◆ **What needs to be done**
Extract each line of the records below that contains the word "JSON".

◆ **Record set**
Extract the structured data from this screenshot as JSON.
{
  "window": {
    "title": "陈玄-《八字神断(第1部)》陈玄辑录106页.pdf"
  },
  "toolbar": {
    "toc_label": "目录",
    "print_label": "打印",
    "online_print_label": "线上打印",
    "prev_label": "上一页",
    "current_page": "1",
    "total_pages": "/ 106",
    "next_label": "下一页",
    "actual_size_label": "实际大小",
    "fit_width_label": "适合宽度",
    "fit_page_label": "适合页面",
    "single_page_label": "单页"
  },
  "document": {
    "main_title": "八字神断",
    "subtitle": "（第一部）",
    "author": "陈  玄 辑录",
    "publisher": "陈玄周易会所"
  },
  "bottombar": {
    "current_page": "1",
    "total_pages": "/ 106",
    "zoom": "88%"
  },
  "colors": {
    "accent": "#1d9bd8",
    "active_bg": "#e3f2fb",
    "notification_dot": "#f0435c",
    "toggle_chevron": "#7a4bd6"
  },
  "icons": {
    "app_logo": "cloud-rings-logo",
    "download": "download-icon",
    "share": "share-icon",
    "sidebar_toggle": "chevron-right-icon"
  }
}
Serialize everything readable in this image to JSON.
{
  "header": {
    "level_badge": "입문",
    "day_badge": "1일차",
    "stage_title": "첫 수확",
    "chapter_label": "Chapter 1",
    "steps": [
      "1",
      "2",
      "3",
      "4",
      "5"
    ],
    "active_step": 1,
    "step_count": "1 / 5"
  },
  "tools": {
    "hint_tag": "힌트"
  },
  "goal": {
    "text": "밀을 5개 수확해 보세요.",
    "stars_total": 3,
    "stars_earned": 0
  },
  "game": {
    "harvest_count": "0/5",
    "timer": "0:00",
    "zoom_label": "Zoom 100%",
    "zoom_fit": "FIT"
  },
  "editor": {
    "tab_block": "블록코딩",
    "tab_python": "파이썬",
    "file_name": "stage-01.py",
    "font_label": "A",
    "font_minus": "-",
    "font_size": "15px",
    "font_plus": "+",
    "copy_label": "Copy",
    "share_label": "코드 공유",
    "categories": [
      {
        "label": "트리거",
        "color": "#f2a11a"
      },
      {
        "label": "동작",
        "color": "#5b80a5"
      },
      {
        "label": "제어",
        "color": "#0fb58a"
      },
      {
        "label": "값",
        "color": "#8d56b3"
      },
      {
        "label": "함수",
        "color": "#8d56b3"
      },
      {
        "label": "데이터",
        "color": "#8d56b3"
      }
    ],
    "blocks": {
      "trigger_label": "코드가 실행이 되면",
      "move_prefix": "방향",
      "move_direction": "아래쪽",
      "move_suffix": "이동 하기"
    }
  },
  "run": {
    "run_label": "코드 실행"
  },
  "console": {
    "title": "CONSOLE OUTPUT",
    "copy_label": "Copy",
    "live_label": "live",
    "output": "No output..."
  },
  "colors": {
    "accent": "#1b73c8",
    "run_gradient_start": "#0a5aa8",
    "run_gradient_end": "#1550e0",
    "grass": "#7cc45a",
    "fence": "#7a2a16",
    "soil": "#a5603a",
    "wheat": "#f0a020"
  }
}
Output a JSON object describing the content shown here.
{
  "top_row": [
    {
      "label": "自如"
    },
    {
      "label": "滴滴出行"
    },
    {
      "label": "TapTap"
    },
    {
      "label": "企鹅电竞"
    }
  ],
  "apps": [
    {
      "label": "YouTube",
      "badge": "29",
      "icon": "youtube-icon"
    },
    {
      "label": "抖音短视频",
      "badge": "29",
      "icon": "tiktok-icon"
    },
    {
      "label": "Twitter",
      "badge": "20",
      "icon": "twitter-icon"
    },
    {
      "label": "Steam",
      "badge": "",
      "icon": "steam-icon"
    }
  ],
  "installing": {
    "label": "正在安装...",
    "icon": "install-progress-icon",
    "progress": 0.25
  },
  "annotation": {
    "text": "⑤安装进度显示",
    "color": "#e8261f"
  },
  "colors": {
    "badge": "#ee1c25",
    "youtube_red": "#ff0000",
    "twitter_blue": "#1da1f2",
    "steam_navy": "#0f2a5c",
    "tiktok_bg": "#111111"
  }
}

◆ **Answer to the task**
Extract the structured data from this screenshot as JSON.
Serialize everything readable in this image to JSON.
Output a JSON object describing the content shown here.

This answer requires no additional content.